What to work on:
Copy out each of the following entries line for line, without changing anything.

Given entries:
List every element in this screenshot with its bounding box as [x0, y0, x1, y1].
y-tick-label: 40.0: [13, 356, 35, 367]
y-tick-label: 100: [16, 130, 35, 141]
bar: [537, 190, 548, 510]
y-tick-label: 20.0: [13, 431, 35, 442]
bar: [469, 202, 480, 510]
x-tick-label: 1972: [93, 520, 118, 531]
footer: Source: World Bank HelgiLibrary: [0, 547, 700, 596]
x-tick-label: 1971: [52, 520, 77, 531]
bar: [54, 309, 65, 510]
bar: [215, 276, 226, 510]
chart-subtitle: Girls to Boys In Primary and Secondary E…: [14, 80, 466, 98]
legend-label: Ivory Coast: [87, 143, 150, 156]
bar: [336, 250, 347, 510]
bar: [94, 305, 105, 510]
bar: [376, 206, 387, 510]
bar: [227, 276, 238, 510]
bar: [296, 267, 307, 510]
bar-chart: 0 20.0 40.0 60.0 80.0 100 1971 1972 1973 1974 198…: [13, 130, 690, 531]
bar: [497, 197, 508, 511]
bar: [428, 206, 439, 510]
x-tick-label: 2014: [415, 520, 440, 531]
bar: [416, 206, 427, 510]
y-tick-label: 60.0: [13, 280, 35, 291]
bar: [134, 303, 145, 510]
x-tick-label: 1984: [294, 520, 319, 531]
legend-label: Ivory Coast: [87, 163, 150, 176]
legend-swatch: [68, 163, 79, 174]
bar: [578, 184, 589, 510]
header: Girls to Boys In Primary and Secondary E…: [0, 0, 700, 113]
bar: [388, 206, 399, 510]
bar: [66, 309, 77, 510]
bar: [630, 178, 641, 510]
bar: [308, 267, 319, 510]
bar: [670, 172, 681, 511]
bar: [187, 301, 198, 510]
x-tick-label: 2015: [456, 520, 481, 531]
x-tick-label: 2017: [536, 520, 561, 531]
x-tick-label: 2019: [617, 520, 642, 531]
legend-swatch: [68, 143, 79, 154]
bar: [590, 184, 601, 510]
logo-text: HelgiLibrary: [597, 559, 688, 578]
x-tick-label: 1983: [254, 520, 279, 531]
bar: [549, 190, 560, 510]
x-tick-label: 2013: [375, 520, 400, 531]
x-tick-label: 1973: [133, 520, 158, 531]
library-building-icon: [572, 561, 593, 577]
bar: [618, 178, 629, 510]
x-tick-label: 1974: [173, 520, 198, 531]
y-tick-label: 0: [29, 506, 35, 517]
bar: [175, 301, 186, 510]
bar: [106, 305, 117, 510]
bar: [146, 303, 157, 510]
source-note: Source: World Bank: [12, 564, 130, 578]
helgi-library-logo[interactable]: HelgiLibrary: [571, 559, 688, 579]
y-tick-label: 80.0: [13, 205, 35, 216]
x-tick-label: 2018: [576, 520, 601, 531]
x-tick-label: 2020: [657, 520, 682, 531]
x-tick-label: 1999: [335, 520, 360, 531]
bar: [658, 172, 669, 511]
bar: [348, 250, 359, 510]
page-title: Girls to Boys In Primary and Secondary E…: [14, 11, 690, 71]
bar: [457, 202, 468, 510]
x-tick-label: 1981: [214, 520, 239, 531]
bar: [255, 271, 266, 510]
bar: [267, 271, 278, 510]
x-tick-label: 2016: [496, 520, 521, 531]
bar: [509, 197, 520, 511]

The reply:
List every element in this screenshot with its bounding box as [x0, y0, x1, y1].
y-tick-label: 40.0: [13, 356, 35, 367]
y-tick-label: 100: [16, 130, 35, 141]
bar: [537, 190, 548, 510]
y-tick-label: 20.0: [13, 431, 35, 442]
bar: [469, 202, 480, 510]
x-tick-label: 1972: [93, 520, 118, 531]
footer: Source: World Bank HelgiLibrary: [0, 547, 700, 596]
x-tick-label: 1971: [52, 520, 77, 531]
bar: [54, 309, 65, 510]
bar: [215, 276, 226, 510]
chart-subtitle: Girls to Boys In Primary and Secondary E…: [14, 80, 466, 98]
legend-label: Ivory Coast: [87, 143, 150, 156]
bar: [336, 250, 347, 510]
bar: [94, 305, 105, 510]
bar: [376, 206, 387, 510]
bar: [227, 276, 238, 510]
bar: [296, 267, 307, 510]
bar-chart: 0 20.0 40.0 60.0 80.0 100 1971 1972 1973 1974 198…: [13, 130, 690, 531]
bar: [497, 197, 508, 511]
bar: [428, 206, 439, 510]
x-tick-label: 2014: [415, 520, 440, 531]
bar: [416, 206, 427, 510]
y-tick-label: 60.0: [13, 280, 35, 291]
bar: [134, 303, 145, 510]
x-tick-label: 1984: [294, 520, 319, 531]
legend-label: Ivory Coast: [87, 163, 150, 176]
legend-swatch: [68, 163, 79, 174]
bar: [578, 184, 589, 510]
header: Girls to Boys In Primary and Secondary E…: [0, 0, 700, 113]
bar: [388, 206, 399, 510]
bar: [66, 309, 77, 510]
bar: [630, 178, 641, 510]
bar: [308, 267, 319, 510]
bar: [670, 172, 681, 511]
bar: [187, 301, 198, 510]
x-tick-label: 2015: [456, 520, 481, 531]
x-tick-label: 2017: [536, 520, 561, 531]
x-tick-label: 2019: [617, 520, 642, 531]
legend-swatch: [68, 143, 79, 154]
bar: [590, 184, 601, 510]
logo-text: HelgiLibrary: [597, 559, 688, 578]
x-tick-label: 1983: [254, 520, 279, 531]
bar: [549, 190, 560, 510]
x-tick-label: 2013: [375, 520, 400, 531]
x-tick-label: 1973: [133, 520, 158, 531]
library-building-icon: [572, 561, 593, 577]
bar: [618, 178, 629, 510]
x-tick-label: 1974: [173, 520, 198, 531]
y-tick-label: 0: [29, 506, 35, 517]
bar: [175, 301, 186, 510]
bar: [106, 305, 117, 510]
bar: [146, 303, 157, 510]
source-note: Source: World Bank: [12, 564, 130, 578]
helgi-library-logo[interactable]: HelgiLibrary: [571, 559, 688, 579]
y-tick-label: 80.0: [13, 205, 35, 216]
x-tick-label: 2018: [576, 520, 601, 531]
x-tick-label: 2020: [657, 520, 682, 531]
x-tick-label: 1999: [335, 520, 360, 531]
bar: [658, 172, 669, 511]
bar: [348, 250, 359, 510]
page-title: Girls to Boys In Primary and Secondary E…: [14, 11, 690, 71]
bar: [457, 202, 468, 510]
x-tick-label: 1981: [214, 520, 239, 531]
bar: [255, 271, 266, 510]
bar: [267, 271, 278, 510]
x-tick-label: 2016: [496, 520, 521, 531]
bar: [509, 197, 520, 511]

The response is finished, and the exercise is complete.